▶ What you need to do
Copy every line of the listing below verbatim, changing nothing.

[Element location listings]

#####

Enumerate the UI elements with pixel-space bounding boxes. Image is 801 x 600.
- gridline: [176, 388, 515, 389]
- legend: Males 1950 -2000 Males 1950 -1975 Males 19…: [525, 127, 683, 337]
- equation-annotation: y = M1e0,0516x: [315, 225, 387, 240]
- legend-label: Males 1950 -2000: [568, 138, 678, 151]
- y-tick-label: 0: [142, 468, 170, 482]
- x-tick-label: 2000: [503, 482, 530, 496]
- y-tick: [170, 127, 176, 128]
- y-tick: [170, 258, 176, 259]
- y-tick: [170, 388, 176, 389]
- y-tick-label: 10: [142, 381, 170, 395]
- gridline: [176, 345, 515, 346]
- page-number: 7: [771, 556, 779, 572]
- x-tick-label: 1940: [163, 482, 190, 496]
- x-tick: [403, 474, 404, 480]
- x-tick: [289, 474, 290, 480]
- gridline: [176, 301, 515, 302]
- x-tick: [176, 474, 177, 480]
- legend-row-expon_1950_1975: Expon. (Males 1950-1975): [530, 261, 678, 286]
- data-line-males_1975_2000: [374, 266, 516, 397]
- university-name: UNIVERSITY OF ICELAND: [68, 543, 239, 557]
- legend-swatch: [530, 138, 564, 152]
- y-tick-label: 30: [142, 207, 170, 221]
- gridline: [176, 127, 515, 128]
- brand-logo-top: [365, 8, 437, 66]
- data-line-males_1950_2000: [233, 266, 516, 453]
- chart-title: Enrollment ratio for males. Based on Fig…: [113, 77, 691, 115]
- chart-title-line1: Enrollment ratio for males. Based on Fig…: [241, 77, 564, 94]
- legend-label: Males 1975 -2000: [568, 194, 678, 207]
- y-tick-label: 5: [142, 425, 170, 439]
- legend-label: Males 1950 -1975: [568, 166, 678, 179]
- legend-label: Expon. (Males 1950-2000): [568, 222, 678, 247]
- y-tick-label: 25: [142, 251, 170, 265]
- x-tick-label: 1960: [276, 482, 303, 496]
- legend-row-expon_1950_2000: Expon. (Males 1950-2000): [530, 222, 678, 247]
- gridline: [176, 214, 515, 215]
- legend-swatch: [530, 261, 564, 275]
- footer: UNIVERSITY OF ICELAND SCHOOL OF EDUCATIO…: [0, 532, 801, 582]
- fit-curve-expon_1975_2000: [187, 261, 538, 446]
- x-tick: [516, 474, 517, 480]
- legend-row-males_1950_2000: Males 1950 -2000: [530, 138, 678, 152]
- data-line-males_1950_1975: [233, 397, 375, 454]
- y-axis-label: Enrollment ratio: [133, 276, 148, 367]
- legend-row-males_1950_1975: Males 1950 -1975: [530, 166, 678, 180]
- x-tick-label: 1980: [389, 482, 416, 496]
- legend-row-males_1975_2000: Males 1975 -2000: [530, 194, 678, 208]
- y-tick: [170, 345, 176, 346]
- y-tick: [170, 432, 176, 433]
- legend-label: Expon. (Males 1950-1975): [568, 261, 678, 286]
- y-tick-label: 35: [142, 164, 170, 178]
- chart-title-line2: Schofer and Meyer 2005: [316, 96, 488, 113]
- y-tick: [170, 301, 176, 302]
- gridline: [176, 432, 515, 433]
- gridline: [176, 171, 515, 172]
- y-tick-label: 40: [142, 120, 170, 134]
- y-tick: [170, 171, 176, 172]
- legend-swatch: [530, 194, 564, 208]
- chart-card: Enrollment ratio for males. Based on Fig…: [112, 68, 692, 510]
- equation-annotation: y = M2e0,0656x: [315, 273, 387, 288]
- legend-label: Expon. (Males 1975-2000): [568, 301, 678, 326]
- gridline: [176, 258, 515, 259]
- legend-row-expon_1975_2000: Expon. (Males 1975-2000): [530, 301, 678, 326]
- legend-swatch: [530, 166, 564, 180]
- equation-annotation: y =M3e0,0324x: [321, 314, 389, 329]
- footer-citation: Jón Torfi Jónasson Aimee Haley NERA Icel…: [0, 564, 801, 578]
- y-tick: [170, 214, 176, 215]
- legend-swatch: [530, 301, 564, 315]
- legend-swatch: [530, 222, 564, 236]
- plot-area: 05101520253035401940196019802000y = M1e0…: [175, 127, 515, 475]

#####

▶ In response
Enumerate the UI elements with pixel-space bounding boxes. Image is 801 x 600.
- gridline: [176, 388, 515, 389]
- legend: Males 1950 -2000 Males 1950 -1975 Males 19…: [525, 127, 683, 337]
- equation-annotation: y = M1e0,0516x: [315, 225, 387, 240]
- legend-label: Males 1950 -2000: [568, 138, 678, 151]
- y-tick-label: 0: [142, 468, 170, 482]
- x-tick-label: 2000: [503, 482, 530, 496]
- y-tick: [170, 127, 176, 128]
- y-tick: [170, 258, 176, 259]
- y-tick: [170, 388, 176, 389]
- y-tick-label: 10: [142, 381, 170, 395]
- gridline: [176, 345, 515, 346]
- page-number: 7: [771, 556, 779, 572]
- x-tick-label: 1940: [163, 482, 190, 496]
- x-tick: [403, 474, 404, 480]
- x-tick: [289, 474, 290, 480]
- gridline: [176, 301, 515, 302]
- x-tick: [176, 474, 177, 480]
- legend-row-expon_1950_1975: Expon. (Males 1950-1975): [530, 261, 678, 286]
- data-line-males_1975_2000: [374, 266, 516, 397]
- university-name: UNIVERSITY OF ICELAND: [68, 543, 239, 557]
- legend-swatch: [530, 138, 564, 152]
- y-tick-label: 30: [142, 207, 170, 221]
- gridline: [176, 127, 515, 128]
- brand-logo-top: [365, 8, 437, 66]
- data-line-males_1950_2000: [233, 266, 516, 453]
- chart-title: Enrollment ratio for males. Based on Fig…: [113, 77, 691, 115]
- chart-title-line1: Enrollment ratio for males. Based on Fig…: [241, 77, 564, 94]
- legend-label: Males 1975 -2000: [568, 194, 678, 207]
- y-tick-label: 5: [142, 425, 170, 439]
- legend-label: Males 1950 -1975: [568, 166, 678, 179]
- legend-label: Expon. (Males 1950-2000): [568, 222, 678, 247]
- y-tick-label: 25: [142, 251, 170, 265]
- x-tick-label: 1960: [276, 482, 303, 496]
- legend-row-expon_1950_2000: Expon. (Males 1950-2000): [530, 222, 678, 247]
- gridline: [176, 214, 515, 215]
- legend-swatch: [530, 261, 564, 275]
- footer: UNIVERSITY OF ICELAND SCHOOL OF EDUCATIO…: [0, 532, 801, 582]
- fit-curve-expon_1975_2000: [187, 261, 538, 446]
- x-tick: [516, 474, 517, 480]
- legend-row-males_1950_2000: Males 1950 -2000: [530, 138, 678, 152]
- data-line-males_1950_1975: [233, 397, 375, 454]
- y-axis-label: Enrollment ratio: [133, 276, 148, 367]
- legend-row-males_1950_1975: Males 1950 -1975: [530, 166, 678, 180]
- x-tick-label: 1980: [389, 482, 416, 496]
- legend-row-males_1975_2000: Males 1975 -2000: [530, 194, 678, 208]
- y-tick: [170, 345, 176, 346]
- y-tick: [170, 432, 176, 433]
- legend-label: Expon. (Males 1950-1975): [568, 261, 678, 286]
- y-tick-label: 35: [142, 164, 170, 178]
- chart-title-line2: Schofer and Meyer 2005: [316, 96, 488, 113]
- y-tick: [170, 301, 176, 302]
- gridline: [176, 432, 515, 433]
- gridline: [176, 171, 515, 172]
- y-tick-label: 40: [142, 120, 170, 134]
- y-tick: [170, 171, 176, 172]
- legend-swatch: [530, 194, 564, 208]
- chart-card: Enrollment ratio for males. Based on Fig…: [112, 68, 692, 510]
- equation-annotation: y = M2e0,0656x: [315, 273, 387, 288]
- legend-label: Expon. (Males 1975-2000): [568, 301, 678, 326]
- gridline: [176, 258, 515, 259]
- legend-row-expon_1975_2000: Expon. (Males 1975-2000): [530, 301, 678, 326]
- legend-swatch: [530, 166, 564, 180]
- equation-annotation: y =M3e0,0324x: [321, 314, 389, 329]
- footer-citation: Jón Torfi Jónasson Aimee Haley NERA Icel…: [0, 564, 801, 578]
- y-tick: [170, 214, 176, 215]
- legend-swatch: [530, 301, 564, 315]
- legend-swatch: [530, 222, 564, 236]
- plot-area: 05101520253035401940196019802000y = M1e0…: [175, 127, 515, 475]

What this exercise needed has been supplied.